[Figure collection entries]
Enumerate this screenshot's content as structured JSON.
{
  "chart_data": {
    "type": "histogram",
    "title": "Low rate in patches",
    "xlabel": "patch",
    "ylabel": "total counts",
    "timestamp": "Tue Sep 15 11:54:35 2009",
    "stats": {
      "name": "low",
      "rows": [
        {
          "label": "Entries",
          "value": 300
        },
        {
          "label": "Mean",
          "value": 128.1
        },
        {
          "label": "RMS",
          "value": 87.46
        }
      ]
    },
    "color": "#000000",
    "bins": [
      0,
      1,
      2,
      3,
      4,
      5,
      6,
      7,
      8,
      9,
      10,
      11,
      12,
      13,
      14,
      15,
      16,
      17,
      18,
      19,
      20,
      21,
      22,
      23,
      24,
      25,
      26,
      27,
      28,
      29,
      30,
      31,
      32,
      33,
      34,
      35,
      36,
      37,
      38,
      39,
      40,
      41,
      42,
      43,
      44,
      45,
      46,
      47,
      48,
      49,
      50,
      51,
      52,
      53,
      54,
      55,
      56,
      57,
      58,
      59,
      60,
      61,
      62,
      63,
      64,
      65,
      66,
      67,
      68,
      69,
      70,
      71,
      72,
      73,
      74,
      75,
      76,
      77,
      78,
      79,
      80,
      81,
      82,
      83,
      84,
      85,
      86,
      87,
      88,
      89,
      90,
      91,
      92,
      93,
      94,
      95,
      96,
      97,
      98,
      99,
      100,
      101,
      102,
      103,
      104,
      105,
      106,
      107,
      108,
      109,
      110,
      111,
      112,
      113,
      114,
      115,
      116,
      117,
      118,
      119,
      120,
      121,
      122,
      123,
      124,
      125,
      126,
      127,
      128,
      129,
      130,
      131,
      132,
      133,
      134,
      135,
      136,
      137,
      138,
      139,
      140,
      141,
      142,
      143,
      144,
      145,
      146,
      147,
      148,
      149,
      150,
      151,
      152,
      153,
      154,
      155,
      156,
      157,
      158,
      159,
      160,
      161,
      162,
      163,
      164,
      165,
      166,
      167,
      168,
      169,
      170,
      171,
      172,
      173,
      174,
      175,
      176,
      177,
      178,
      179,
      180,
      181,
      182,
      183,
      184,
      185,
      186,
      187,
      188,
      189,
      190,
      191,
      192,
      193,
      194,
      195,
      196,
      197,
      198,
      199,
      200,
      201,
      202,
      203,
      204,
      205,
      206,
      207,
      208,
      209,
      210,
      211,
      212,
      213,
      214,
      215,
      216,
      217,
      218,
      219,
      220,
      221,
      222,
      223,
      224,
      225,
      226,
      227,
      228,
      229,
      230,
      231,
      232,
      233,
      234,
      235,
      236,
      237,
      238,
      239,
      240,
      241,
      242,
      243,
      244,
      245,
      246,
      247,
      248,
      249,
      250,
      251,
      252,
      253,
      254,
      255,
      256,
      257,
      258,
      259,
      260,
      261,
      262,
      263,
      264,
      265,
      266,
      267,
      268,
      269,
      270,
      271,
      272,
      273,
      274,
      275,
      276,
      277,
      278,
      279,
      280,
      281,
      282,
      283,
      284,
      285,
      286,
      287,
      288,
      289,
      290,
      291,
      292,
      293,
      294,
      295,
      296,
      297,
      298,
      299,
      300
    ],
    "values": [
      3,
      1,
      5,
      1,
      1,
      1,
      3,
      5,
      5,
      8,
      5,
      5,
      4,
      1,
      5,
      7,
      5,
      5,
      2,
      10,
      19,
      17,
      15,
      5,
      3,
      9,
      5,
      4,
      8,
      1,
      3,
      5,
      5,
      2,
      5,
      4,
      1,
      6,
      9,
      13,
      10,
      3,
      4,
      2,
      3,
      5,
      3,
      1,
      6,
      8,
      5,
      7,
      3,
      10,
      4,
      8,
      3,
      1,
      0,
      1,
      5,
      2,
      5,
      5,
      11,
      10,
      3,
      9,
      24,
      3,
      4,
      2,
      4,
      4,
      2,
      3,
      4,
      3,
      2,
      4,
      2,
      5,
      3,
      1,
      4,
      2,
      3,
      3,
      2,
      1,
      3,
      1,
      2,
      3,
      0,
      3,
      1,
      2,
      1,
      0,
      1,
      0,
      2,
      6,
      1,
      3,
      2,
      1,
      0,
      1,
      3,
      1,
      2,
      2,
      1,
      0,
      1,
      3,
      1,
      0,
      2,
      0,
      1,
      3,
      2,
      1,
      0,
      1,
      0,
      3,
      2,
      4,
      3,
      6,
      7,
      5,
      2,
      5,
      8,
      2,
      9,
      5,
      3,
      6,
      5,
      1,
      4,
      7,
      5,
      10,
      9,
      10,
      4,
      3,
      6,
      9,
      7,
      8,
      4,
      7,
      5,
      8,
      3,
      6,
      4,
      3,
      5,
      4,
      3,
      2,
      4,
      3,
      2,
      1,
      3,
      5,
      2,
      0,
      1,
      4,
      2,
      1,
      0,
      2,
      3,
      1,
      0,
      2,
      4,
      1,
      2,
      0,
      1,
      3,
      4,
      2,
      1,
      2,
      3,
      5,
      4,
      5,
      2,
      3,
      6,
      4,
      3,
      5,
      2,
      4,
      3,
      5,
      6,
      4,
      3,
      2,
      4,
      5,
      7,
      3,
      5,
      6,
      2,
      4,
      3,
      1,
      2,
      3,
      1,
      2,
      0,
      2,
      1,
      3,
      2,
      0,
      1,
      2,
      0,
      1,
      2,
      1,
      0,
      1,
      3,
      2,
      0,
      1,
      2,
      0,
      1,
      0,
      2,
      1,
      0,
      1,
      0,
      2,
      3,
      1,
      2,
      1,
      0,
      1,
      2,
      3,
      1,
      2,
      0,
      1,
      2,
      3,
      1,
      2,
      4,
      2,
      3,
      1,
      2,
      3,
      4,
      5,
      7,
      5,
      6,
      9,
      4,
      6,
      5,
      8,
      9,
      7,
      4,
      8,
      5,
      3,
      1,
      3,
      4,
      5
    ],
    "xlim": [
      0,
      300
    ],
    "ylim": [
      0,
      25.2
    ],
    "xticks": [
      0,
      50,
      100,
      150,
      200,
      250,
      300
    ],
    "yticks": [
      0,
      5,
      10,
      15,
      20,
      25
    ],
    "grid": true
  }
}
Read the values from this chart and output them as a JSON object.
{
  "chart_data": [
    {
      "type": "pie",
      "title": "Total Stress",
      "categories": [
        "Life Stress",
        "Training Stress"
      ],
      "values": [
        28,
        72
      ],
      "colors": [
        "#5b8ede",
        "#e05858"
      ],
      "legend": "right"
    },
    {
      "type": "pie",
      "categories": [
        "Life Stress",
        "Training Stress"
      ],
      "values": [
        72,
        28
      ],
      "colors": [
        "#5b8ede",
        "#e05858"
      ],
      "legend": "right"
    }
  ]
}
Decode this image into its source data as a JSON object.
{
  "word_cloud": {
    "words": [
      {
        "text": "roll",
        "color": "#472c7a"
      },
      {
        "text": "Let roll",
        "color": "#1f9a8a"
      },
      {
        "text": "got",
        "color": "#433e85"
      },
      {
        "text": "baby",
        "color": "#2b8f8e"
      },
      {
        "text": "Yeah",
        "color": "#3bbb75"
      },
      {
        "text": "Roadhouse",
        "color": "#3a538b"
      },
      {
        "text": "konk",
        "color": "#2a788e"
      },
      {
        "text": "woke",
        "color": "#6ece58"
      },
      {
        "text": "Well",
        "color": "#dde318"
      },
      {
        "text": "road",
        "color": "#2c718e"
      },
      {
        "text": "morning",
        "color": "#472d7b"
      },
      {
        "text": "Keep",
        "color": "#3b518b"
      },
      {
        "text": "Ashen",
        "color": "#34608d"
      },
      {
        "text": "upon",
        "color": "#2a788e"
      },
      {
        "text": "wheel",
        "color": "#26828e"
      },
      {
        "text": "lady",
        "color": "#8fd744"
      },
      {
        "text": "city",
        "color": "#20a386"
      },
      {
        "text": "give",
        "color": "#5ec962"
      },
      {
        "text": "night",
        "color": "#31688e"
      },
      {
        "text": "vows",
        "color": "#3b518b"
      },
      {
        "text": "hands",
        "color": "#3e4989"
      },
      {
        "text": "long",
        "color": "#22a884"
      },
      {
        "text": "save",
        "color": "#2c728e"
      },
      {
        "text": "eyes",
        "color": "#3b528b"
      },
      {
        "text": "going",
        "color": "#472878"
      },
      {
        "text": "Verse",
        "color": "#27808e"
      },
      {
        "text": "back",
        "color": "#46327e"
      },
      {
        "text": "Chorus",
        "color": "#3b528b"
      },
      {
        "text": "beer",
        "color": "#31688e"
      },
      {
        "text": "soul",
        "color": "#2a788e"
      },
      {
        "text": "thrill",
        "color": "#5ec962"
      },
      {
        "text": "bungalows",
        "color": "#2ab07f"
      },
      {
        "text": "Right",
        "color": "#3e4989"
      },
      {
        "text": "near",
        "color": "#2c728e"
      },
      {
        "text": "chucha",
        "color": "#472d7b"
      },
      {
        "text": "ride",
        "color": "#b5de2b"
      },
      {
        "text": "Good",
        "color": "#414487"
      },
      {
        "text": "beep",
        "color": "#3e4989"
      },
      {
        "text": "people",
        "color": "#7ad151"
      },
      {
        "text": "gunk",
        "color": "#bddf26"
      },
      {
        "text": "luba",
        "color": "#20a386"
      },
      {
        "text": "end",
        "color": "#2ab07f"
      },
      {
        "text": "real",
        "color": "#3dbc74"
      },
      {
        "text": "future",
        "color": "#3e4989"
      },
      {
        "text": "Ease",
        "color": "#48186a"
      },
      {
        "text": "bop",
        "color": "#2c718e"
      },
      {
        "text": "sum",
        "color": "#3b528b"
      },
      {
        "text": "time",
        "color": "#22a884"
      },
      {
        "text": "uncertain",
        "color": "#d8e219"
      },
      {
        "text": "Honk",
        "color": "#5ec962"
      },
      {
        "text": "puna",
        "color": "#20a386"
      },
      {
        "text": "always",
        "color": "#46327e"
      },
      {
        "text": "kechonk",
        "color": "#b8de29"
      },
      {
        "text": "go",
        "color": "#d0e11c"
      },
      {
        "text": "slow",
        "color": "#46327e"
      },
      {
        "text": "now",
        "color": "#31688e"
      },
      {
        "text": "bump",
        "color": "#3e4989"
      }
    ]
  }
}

- _Your instructions_:
Only a number is expected here: the count of lines in the listing that hold the string "object".

- _Solution for this problem_:
2